:: Written problem ::
Give again only the lines from the line that holds "Decode this chart: output" to the end of the data, inclusive, omitting all pictures.

:: Materials provided ::

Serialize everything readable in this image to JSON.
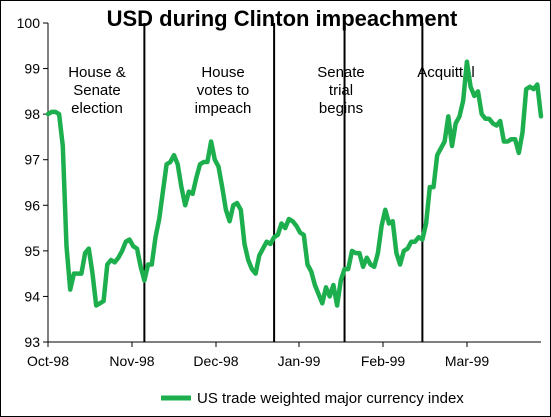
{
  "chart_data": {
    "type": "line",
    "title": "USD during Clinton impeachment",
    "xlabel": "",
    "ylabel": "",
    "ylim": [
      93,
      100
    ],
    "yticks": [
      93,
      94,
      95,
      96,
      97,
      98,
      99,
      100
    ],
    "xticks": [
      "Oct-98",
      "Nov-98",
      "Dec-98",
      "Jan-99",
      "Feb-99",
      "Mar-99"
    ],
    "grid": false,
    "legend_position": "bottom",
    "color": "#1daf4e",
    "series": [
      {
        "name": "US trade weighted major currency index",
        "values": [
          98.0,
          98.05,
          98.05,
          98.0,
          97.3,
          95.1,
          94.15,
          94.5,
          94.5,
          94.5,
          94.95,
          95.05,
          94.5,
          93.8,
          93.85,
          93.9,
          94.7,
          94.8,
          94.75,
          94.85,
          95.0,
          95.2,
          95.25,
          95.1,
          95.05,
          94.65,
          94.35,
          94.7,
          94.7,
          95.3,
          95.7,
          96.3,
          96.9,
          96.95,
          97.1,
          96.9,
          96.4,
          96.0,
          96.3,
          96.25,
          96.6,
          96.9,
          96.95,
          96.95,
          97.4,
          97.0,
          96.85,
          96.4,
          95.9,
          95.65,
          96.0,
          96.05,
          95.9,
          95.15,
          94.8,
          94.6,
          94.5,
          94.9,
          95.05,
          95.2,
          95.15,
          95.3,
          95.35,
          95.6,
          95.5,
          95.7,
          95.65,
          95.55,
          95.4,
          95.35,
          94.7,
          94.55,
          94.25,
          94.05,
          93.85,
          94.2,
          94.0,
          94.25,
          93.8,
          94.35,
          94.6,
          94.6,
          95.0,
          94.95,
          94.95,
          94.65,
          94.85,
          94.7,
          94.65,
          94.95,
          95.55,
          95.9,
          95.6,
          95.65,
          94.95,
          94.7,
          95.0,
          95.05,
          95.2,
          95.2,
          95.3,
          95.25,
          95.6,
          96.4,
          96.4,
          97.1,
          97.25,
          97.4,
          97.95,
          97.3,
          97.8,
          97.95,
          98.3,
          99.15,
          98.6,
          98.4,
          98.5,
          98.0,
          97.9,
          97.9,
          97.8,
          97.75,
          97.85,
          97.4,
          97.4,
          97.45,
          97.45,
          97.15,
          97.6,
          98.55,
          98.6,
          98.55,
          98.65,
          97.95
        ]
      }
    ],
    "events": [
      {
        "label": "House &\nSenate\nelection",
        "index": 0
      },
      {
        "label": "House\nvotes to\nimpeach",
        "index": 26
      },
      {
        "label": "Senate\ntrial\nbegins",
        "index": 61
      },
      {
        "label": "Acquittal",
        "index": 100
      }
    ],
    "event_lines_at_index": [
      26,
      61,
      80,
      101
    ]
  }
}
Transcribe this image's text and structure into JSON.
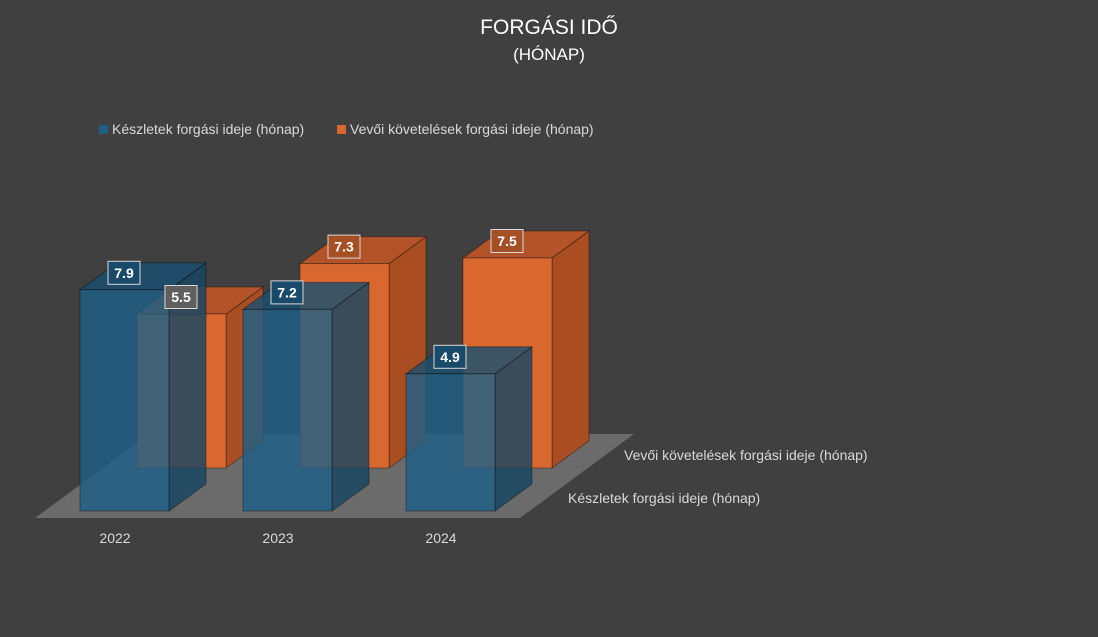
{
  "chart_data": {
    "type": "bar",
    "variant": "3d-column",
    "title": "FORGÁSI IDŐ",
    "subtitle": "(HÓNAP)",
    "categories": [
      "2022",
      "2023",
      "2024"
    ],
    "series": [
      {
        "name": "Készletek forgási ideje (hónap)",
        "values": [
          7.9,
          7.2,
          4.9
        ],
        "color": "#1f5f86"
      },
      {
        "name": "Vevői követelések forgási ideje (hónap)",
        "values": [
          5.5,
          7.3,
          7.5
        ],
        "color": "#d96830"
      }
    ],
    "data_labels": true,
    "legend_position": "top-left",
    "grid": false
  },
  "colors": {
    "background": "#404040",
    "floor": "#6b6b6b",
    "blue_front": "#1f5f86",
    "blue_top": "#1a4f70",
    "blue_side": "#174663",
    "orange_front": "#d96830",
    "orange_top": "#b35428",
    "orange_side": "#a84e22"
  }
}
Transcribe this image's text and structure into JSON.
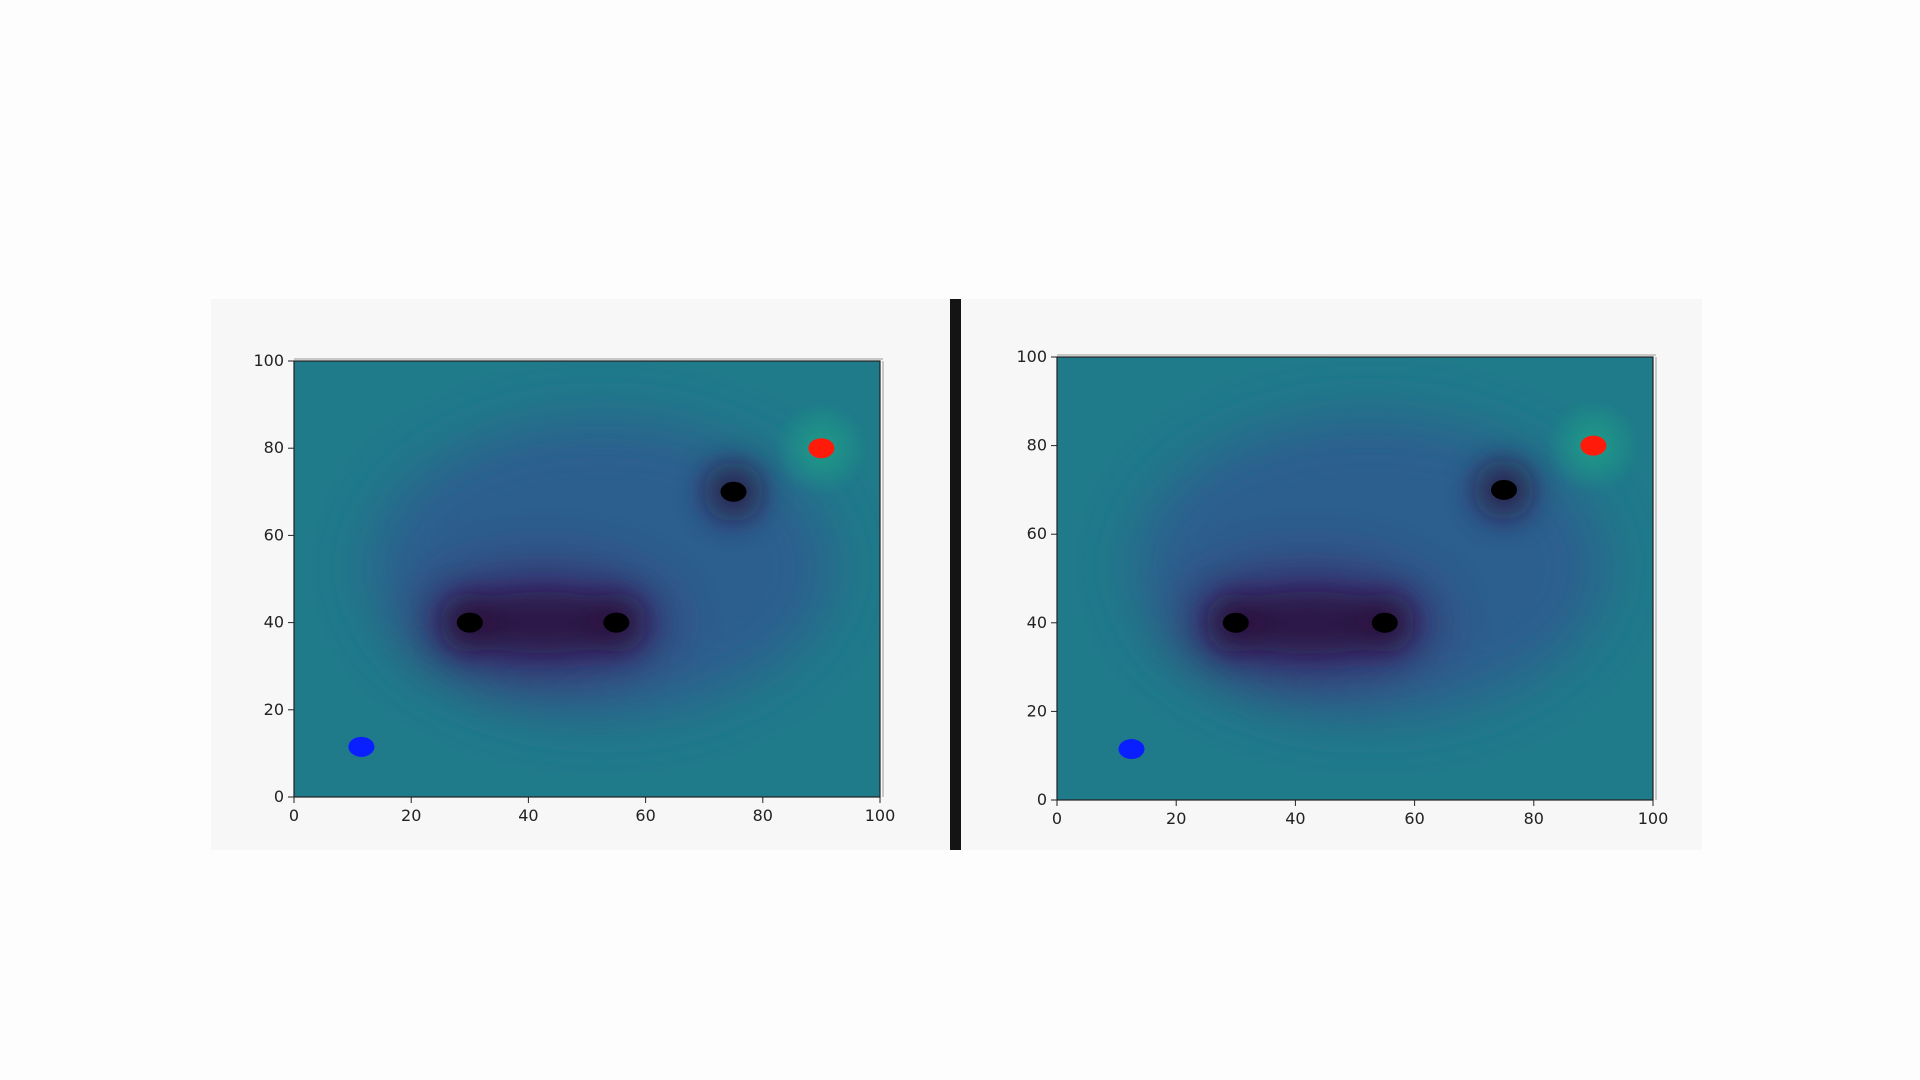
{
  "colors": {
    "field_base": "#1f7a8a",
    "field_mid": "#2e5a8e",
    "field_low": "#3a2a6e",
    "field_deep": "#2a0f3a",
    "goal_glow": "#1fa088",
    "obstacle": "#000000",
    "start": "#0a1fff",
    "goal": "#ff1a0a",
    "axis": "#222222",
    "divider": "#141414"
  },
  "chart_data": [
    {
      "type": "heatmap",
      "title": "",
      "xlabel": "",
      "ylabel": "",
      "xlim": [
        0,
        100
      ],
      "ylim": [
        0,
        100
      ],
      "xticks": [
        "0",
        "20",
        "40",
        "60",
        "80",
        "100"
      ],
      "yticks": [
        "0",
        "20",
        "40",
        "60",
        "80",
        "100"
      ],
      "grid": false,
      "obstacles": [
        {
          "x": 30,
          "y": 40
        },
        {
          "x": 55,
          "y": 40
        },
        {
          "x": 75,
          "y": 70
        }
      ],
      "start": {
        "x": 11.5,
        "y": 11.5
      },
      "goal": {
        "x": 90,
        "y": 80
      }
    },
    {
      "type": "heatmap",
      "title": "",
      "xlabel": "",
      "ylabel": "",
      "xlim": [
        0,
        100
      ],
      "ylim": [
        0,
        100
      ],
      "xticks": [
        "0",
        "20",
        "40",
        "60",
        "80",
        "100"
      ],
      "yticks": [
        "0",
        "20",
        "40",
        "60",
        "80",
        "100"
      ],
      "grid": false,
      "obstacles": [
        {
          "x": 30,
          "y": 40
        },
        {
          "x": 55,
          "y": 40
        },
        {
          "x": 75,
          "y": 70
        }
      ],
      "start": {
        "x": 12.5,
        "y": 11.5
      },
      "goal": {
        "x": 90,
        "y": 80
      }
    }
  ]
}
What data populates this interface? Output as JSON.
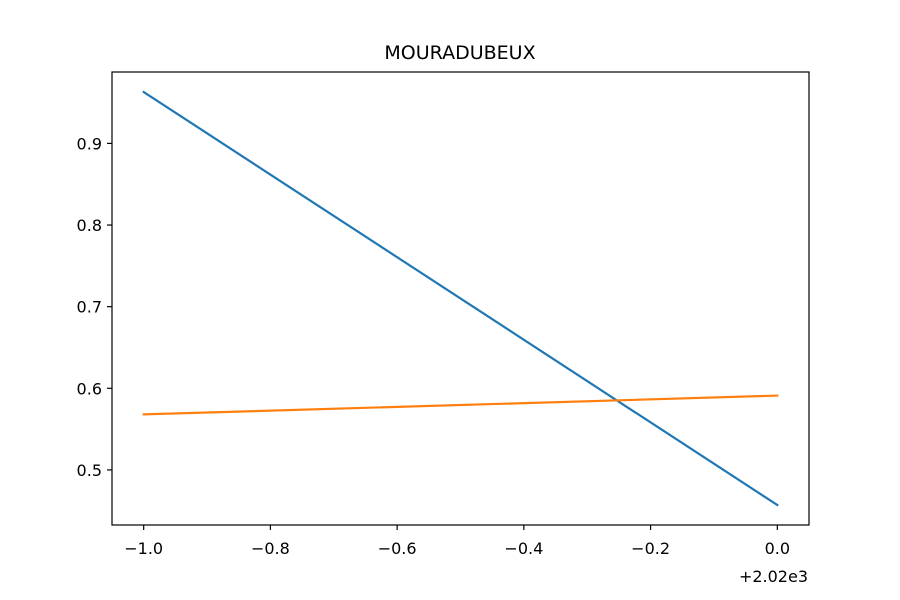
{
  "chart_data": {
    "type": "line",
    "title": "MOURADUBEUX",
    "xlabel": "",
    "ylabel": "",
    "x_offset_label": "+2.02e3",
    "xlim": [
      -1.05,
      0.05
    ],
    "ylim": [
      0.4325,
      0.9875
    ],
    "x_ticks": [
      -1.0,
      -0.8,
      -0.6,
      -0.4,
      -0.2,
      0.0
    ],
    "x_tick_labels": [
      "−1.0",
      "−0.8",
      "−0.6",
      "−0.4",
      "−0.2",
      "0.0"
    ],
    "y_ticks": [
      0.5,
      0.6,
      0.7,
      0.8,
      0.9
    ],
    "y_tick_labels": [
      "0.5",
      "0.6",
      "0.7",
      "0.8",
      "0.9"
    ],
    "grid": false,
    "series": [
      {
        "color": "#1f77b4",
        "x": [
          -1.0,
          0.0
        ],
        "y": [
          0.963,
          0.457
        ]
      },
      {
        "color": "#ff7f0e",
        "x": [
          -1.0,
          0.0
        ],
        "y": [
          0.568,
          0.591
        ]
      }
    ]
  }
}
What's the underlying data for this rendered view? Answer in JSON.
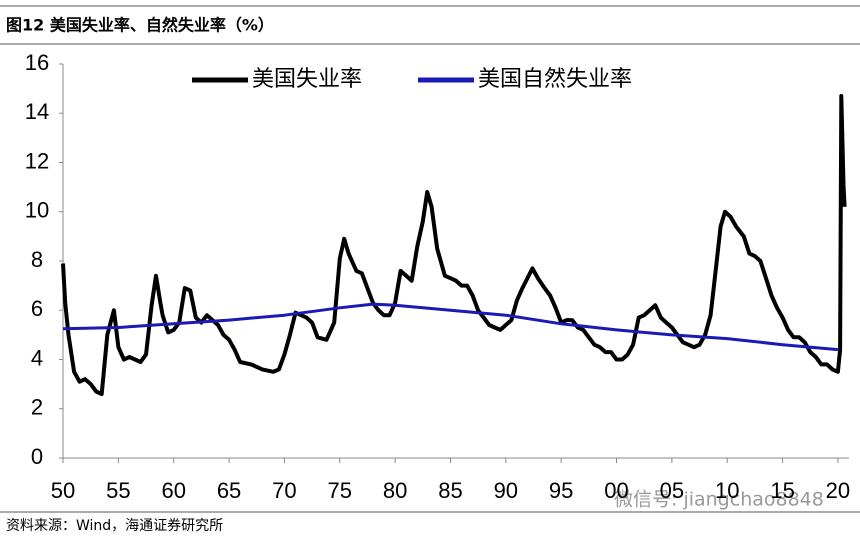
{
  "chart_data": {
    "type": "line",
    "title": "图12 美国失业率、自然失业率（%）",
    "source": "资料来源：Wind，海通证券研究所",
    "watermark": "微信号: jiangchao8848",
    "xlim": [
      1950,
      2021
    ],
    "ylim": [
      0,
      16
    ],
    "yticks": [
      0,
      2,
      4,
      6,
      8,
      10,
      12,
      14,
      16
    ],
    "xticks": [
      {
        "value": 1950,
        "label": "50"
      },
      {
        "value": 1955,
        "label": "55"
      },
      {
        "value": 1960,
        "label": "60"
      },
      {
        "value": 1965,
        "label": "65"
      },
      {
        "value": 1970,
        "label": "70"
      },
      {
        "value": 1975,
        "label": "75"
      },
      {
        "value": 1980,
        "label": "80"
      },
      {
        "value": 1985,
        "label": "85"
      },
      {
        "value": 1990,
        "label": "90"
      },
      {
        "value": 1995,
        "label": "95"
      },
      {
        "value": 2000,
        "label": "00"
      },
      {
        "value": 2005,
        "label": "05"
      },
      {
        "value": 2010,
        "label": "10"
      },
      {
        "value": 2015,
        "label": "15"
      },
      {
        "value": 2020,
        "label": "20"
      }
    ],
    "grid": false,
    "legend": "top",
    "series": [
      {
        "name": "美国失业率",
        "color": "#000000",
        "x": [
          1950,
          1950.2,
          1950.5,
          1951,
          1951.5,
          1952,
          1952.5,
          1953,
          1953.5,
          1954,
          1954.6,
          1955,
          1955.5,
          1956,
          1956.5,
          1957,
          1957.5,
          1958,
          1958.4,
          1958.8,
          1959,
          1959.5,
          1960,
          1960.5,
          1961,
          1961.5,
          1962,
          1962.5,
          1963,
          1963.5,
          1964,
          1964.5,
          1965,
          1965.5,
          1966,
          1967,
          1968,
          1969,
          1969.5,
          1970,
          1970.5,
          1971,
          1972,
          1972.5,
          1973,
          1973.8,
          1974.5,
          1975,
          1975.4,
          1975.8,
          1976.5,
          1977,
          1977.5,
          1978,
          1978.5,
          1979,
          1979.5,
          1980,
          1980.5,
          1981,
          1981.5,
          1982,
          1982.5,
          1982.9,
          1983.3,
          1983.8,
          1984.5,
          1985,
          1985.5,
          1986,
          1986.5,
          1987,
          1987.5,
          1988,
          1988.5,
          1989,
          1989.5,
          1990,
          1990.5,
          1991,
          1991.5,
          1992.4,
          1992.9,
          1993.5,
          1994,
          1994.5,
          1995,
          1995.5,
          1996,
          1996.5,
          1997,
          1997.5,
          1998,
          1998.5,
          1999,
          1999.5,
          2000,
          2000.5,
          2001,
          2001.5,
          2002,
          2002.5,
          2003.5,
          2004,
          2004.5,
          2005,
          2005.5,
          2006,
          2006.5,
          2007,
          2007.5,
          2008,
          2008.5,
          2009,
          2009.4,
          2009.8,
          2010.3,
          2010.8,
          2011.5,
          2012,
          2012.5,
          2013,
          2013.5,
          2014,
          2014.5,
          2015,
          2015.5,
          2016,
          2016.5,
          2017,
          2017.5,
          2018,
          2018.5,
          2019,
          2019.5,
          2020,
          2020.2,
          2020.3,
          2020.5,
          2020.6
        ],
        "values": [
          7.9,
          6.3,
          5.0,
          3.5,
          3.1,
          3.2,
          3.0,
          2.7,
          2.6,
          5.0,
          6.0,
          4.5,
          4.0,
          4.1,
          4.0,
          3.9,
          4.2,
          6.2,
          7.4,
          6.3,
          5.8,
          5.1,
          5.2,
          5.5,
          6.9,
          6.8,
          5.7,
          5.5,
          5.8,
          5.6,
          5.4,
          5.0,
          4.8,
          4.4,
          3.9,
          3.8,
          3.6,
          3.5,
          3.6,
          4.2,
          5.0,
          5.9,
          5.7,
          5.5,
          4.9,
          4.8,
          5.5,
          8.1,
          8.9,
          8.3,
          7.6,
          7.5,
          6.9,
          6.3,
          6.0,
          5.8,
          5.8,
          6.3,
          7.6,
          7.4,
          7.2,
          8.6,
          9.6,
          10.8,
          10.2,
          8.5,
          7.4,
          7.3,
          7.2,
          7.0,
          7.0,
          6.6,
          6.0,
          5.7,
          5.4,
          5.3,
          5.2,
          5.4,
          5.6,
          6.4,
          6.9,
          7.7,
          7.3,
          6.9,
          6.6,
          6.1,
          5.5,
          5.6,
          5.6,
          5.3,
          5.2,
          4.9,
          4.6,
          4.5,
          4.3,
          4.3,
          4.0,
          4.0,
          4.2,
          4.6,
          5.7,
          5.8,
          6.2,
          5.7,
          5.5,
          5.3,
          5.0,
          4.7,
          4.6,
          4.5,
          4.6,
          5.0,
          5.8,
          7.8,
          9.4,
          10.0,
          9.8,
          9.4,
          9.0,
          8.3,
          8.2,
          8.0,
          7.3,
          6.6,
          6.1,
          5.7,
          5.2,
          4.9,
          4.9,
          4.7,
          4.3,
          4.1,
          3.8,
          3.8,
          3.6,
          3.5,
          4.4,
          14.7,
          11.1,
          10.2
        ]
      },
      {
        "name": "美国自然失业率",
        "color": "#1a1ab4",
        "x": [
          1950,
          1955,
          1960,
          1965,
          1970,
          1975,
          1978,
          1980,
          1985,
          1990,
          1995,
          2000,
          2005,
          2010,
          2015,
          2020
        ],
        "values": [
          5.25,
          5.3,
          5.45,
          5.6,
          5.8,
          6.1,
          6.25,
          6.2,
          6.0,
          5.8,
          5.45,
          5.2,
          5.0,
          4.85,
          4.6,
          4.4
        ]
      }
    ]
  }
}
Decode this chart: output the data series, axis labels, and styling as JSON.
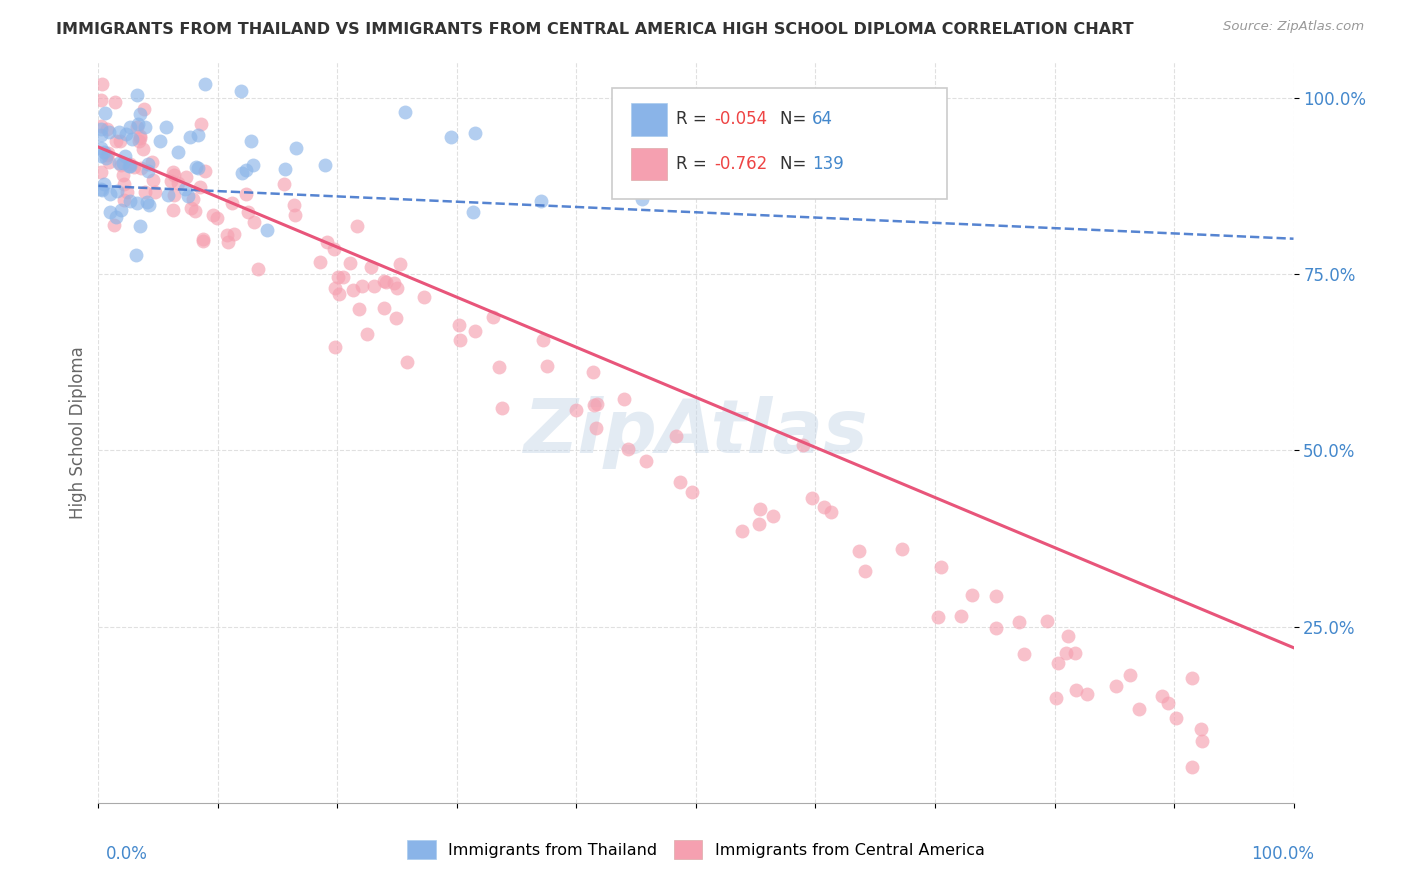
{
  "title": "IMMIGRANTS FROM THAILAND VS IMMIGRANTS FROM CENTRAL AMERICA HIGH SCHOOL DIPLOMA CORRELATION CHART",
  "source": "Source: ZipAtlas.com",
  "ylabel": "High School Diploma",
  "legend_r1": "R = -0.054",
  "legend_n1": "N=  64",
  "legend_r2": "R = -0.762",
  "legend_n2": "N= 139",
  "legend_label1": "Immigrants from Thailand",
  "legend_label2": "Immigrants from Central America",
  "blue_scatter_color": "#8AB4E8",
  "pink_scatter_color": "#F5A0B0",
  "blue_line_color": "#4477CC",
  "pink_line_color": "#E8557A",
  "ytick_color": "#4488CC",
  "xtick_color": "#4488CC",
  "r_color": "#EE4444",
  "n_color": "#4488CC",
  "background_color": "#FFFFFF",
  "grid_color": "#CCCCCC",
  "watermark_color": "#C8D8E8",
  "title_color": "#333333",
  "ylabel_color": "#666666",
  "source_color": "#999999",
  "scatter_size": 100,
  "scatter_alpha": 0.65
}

:: Correct output ::
Decode this chart: output the data series, axis labels, and styling as JSON.
{
  "title": "IMMIGRANTS FROM THAILAND VS IMMIGRANTS FROM CENTRAL AMERICA HIGH SCHOOL DIPLOMA CORRELATION CHART",
  "source": "Source: ZipAtlas.com",
  "ylabel": "High School Diploma",
  "legend_r1": "R = -0.054",
  "legend_n1": "N=  64",
  "legend_r2": "R = -0.762",
  "legend_n2": "N= 139",
  "legend_label1": "Immigrants from Thailand",
  "legend_label2": "Immigrants from Central America",
  "blue_scatter_color": "#8AB4E8",
  "pink_scatter_color": "#F5A0B0",
  "blue_line_color": "#4477CC",
  "pink_line_color": "#E8557A",
  "ytick_color": "#4488CC",
  "xtick_color": "#4488CC",
  "r_color": "#EE4444",
  "n_color": "#4488CC",
  "background_color": "#FFFFFF",
  "grid_color": "#CCCCCC",
  "watermark_color": "#C8D8E8",
  "title_color": "#333333",
  "ylabel_color": "#666666",
  "source_color": "#999999",
  "scatter_size": 100,
  "scatter_alpha": 0.65
}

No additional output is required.